____ DATA EXCERPTS
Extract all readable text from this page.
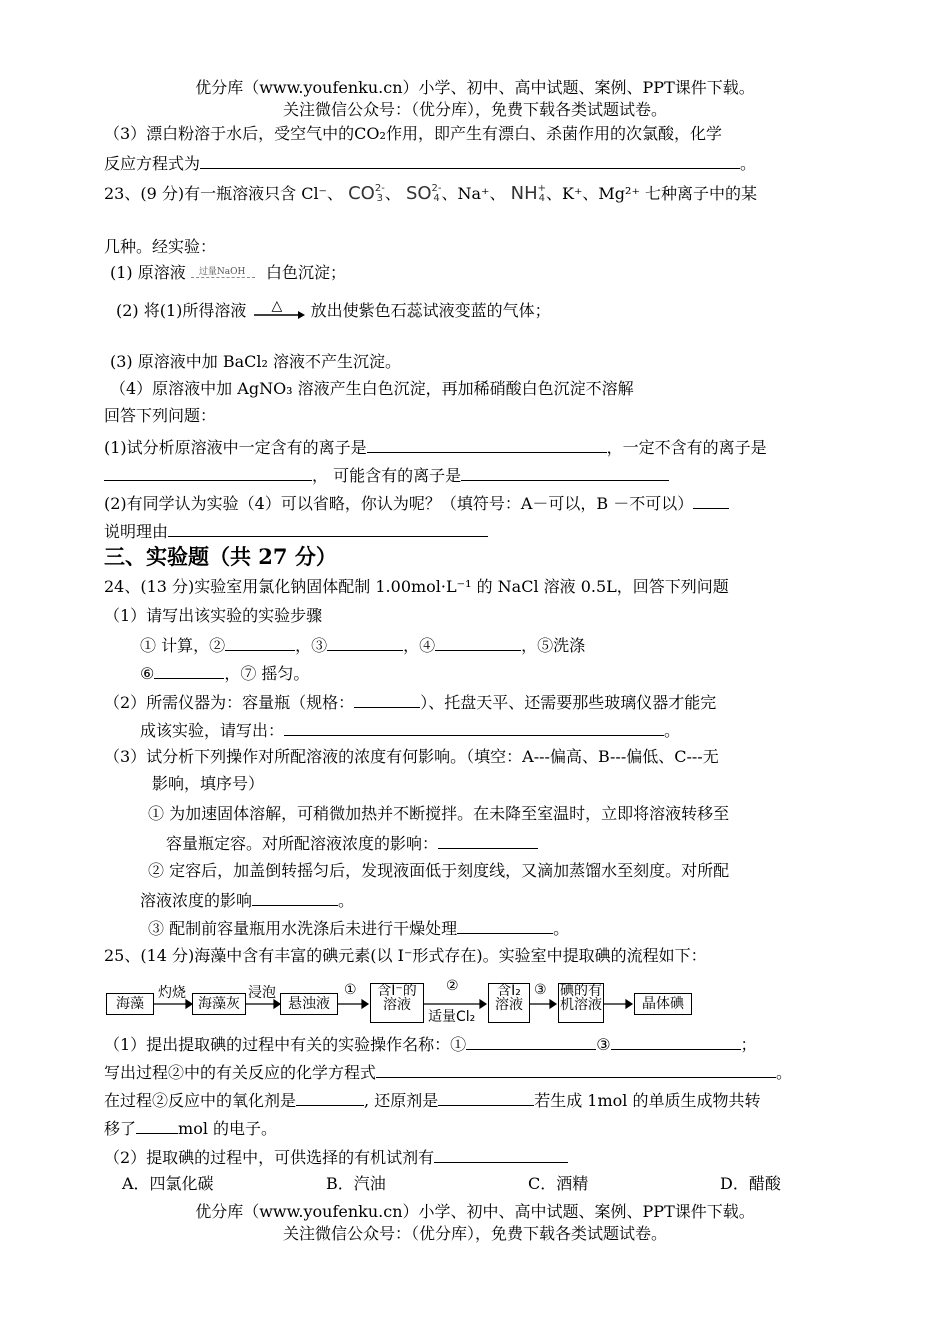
优分库（www.youfenku.cn）小学、初中、高中试题、案例、PPT课件下载。
关注微信公众号：（优分库），免费下载各类试题试卷。
（3）漂白粉溶于水后，受空气中的CO₂作用，即产生有漂白、杀菌作用的次氯酸，化学
反应方程式为	。
23、(9 分)有一瓶溶液只含 Cl⁻、 CO2-
3 、 SO2-
4 、Na⁺、 NH+
4、K⁺、Mg²⁺ 七种离子中的某
几种。经实验：
(1) 原溶液 过量NaOH 白色沉淀；
(2) 将(1)所得溶液 △ 放出使紫色石蕊试液变蓝的气体；
(3) 原溶液中加 BaCl₂ 溶液不产生沉淀。
（4）原溶液中加 AgNO₃ 溶液产生白色沉淀，再加稀硝酸白色沉淀不溶解
回答下列问题：
(1)试分析原溶液中一定含有的离子是	，一定不含有的离子是
， 可能含有的离子是
(2)有同学认为实验（4）可以省略，你认为呢？（填符号：A－可以，B －不可以）
说明理由
三、实验题（共 27 分）
24、(13 分)实验室用氯化钠固体配制 1.00mol·L⁻¹ 的 NaCl 溶液 0.5L，回答下列问题
（1）请写出该实验的实验步骤
① 计算，②	，③	，④	，⑤洗涤
⑥	，⑦ 摇匀。
（2）所需仪器为：容量瓶（规格：	）、托盘天平、还需要那些玻璃仪器才能完
成该实验，请写出：	。
（3）试分析下列操作对所配溶液的浓度有何影响。（填空：A---偏高、B---偏低、C---无
影响，填序号）
① 为加速固体溶解，可稍微加热并不断搅拌。在未降至室温时，立即将溶液转移至
容量瓶定容。对所配溶液浓度的影响：
② 定容后，加盖倒转摇匀后，发现液面低于刻度线，又滴加蒸馏水至刻度。对所配
溶液浓度的影响	。
③ 配制前容量瓶用水洗涤后未进行干燥处理	。
25、(14 分)海藻中含有丰富的碘元素(以 I⁻形式存在)。实验室中提取碘的流程如下：
海藻
灼烧
海藻灰
浸泡
悬浊液
①	含I⁻的
溶液
②
适量Cl₂
含I₂
溶液
③ 碘的有
机溶液	晶体碘
（1）提出提取碘的过程中有关的实验操作名称：①	③	；
写出过程②中的有关反应的化学方程式	。
在过程②反应中的氧化剂是	, 还原剂是	若生成 1mol 的单质生成物共转
移了	mol 的电子。
（2）提取碘的过程中，可供选择的有机试剂有
A．四氯化碳	B．汽油	C．酒精	D．醋酸
优分库（www.youfenku.cn）小学、初中、高中试题、案例、PPT课件下载。
关注微信公众号：（优分库），免费下载各类试题试卷。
________
Each record above should be copied character for character, with pictures dropped.

Extract all readable text from this page.
优分库（www.youfenku.cn）小学、初中、高中试题、案例、PPT课件下载。
关注微信公众号：（优分库），免费下载各类试题试卷。
（3）漂白粉溶于水后，受空气中的CO₂作用，即产生有漂白、杀菌作用的次氯酸，化学
反应方程式为	。
23、(9 分)有一瓶溶液只含 Cl⁻、 CO2-
3 、 SO2-
4 、Na⁺、 NH+
4、K⁺、Mg²⁺ 七种离子中的某
几种。经实验：
(1) 原溶液 过量NaOH 白色沉淀；
(2) 将(1)所得溶液 △ 放出使紫色石蕊试液变蓝的气体；
(3) 原溶液中加 BaCl₂ 溶液不产生沉淀。
（4）原溶液中加 AgNO₃ 溶液产生白色沉淀，再加稀硝酸白色沉淀不溶解
回答下列问题：
(1)试分析原溶液中一定含有的离子是	，一定不含有的离子是
， 可能含有的离子是
(2)有同学认为实验（4）可以省略，你认为呢？（填符号：A－可以，B －不可以）
说明理由
三、实验题（共 27 分）
24、(13 分)实验室用氯化钠固体配制 1.00mol·L⁻¹ 的 NaCl 溶液 0.5L，回答下列问题
（1）请写出该实验的实验步骤
① 计算，②	，③	，④	，⑤洗涤
⑥	，⑦ 摇匀。
（2）所需仪器为：容量瓶（规格：	）、托盘天平、还需要那些玻璃仪器才能完
成该实验，请写出：	。
（3）试分析下列操作对所配溶液的浓度有何影响。（填空：A---偏高、B---偏低、C---无
影响，填序号）
① 为加速固体溶解，可稍微加热并不断搅拌。在未降至室温时，立即将溶液转移至
容量瓶定容。对所配溶液浓度的影响：
② 定容后，加盖倒转摇匀后，发现液面低于刻度线，又滴加蒸馏水至刻度。对所配
溶液浓度的影响	。
③ 配制前容量瓶用水洗涤后未进行干燥处理	。
25、(14 分)海藻中含有丰富的碘元素(以 I⁻形式存在)。实验室中提取碘的流程如下：
海藻
灼烧
海藻灰
浸泡
悬浊液
①	含I⁻的
溶液
②
适量Cl₂
含I₂
溶液
③ 碘的有
机溶液	晶体碘
（1）提出提取碘的过程中有关的实验操作名称：①	③	；
写出过程②中的有关反应的化学方程式	。
在过程②反应中的氧化剂是	, 还原剂是	若生成 1mol 的单质生成物共转
移了	mol 的电子。
（2）提取碘的过程中，可供选择的有机试剂有
A．四氯化碳	B．汽油	C．酒精	D．醋酸
优分库（www.youfenku.cn）小学、初中、高中试题、案例、PPT课件下载。
关注微信公众号：（优分库），免费下载各类试题试卷。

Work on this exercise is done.